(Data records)
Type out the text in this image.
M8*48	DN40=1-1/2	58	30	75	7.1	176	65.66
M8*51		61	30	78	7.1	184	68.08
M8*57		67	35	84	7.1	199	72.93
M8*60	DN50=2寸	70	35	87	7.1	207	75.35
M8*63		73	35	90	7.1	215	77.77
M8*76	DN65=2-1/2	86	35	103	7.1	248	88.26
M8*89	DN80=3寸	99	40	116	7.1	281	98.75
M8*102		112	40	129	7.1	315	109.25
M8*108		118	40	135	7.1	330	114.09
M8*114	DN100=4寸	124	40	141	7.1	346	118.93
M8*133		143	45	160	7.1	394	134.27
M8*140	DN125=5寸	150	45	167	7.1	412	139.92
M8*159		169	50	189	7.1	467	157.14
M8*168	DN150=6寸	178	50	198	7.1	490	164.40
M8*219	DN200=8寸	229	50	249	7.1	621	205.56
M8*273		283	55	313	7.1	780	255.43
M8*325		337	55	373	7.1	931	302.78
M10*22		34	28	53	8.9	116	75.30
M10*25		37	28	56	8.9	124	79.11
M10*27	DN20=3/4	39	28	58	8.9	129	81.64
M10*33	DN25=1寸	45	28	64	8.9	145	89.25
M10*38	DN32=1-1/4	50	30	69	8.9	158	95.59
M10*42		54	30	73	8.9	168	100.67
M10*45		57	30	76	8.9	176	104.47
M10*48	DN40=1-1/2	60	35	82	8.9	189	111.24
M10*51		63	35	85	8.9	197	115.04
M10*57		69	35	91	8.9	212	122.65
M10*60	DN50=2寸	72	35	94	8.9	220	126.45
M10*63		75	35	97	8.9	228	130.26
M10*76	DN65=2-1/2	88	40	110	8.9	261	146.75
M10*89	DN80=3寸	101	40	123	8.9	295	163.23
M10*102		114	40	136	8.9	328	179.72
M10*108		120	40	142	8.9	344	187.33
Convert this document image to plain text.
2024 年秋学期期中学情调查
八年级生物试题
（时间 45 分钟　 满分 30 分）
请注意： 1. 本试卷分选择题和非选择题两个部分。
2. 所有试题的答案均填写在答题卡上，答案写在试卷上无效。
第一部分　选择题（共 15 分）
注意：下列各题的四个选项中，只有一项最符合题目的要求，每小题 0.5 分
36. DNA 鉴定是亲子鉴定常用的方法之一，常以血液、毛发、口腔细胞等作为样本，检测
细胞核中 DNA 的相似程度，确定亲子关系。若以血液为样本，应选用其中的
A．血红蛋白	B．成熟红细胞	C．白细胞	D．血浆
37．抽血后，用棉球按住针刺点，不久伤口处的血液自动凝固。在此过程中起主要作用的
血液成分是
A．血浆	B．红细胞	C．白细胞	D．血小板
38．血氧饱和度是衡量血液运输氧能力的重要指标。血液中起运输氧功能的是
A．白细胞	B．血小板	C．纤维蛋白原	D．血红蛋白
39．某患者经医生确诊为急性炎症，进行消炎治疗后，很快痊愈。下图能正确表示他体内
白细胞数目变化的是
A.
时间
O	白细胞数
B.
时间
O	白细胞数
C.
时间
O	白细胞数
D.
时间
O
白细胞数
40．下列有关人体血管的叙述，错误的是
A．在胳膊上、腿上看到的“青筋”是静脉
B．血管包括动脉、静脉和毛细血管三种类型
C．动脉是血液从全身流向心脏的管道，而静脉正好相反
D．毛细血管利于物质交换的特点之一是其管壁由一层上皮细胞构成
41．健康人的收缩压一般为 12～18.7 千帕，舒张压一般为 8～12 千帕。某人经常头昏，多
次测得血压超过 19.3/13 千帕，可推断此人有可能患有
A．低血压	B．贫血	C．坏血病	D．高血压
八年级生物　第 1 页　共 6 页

* **TASK TO CARRY OUT**:
Each record above should be returned exactly as it appears.

* **SOLUTION TO THIS PROBLEM**:
Type out the text in this image.
M8*48	DN40=1-1/2	58	30	75	7.1	176	65.66
M8*51		61	30	78	7.1	184	68.08
M8*57		67	35	84	7.1	199	72.93
M8*60	DN50=2寸	70	35	87	7.1	207	75.35
M8*63		73	35	90	7.1	215	77.77
M8*76	DN65=2-1/2	86	35	103	7.1	248	88.26
M8*89	DN80=3寸	99	40	116	7.1	281	98.75
M8*102		112	40	129	7.1	315	109.25
M8*108		118	40	135	7.1	330	114.09
M8*114	DN100=4寸	124	40	141	7.1	346	118.93
M8*133		143	45	160	7.1	394	134.27
M8*140	DN125=5寸	150	45	167	7.1	412	139.92
M8*159		169	50	189	7.1	467	157.14
M8*168	DN150=6寸	178	50	198	7.1	490	164.40
M8*219	DN200=8寸	229	50	249	7.1	621	205.56
M8*273		283	55	313	7.1	780	255.43
M8*325		337	55	373	7.1	931	302.78
M10*22		34	28	53	8.9	116	75.30
M10*25		37	28	56	8.9	124	79.11
M10*27	DN20=3/4	39	28	58	8.9	129	81.64
M10*33	DN25=1寸	45	28	64	8.9	145	89.25
M10*38	DN32=1-1/4	50	30	69	8.9	158	95.59
M10*42		54	30	73	8.9	168	100.67
M10*45		57	30	76	8.9	176	104.47
M10*48	DN40=1-1/2	60	35	82	8.9	189	111.24
M10*51		63	35	85	8.9	197	115.04
M10*57		69	35	91	8.9	212	122.65
M10*60	DN50=2寸	72	35	94	8.9	220	126.45
M10*63		75	35	97	8.9	228	130.26
M10*76	DN65=2-1/2	88	40	110	8.9	261	146.75
M10*89	DN80=3寸	101	40	123	8.9	295	163.23
M10*102		114	40	136	8.9	328	179.72
M10*108		120	40	142	8.9	344	187.33
Convert this document image to plain text.
2024 年秋学期期中学情调查
八年级生物试题
（时间 45 分钟　 满分 30 分）
请注意： 1. 本试卷分选择题和非选择题两个部分。
2. 所有试题的答案均填写在答题卡上，答案写在试卷上无效。
第一部分　选择题（共 15 分）
注意：下列各题的四个选项中，只有一项最符合题目的要求，每小题 0.5 分
36. DNA 鉴定是亲子鉴定常用的方法之一，常以血液、毛发、口腔细胞等作为样本，检测
细胞核中 DNA 的相似程度，确定亲子关系。若以血液为样本，应选用其中的
A．血红蛋白	B．成熟红细胞	C．白细胞	D．血浆
37．抽血后，用棉球按住针刺点，不久伤口处的血液自动凝固。在此过程中起主要作用的
血液成分是
A．血浆	B．红细胞	C．白细胞	D．血小板
38．血氧饱和度是衡量血液运输氧能力的重要指标。血液中起运输氧功能的是
A．白细胞	B．血小板	C．纤维蛋白原	D．血红蛋白
39．某患者经医生确诊为急性炎症，进行消炎治疗后，很快痊愈。下图能正确表示他体内
白细胞数目变化的是
A.
时间
O	白细胞数
B.
时间
O	白细胞数
C.
时间
O	白细胞数
D.
时间
O
白细胞数
40．下列有关人体血管的叙述，错误的是
A．在胳膊上、腿上看到的“青筋”是静脉
B．血管包括动脉、静脉和毛细血管三种类型
C．动脉是血液从全身流向心脏的管道，而静脉正好相反
D．毛细血管利于物质交换的特点之一是其管壁由一层上皮细胞构成
41．健康人的收缩压一般为 12～18.7 千帕，舒张压一般为 8～12 千帕。某人经常头昏，多
次测得血压超过 19.3/13 千帕，可推断此人有可能患有
A．低血压	B．贫血	C．坏血病	D．高血压
八年级生物　第 1 页　共 6 页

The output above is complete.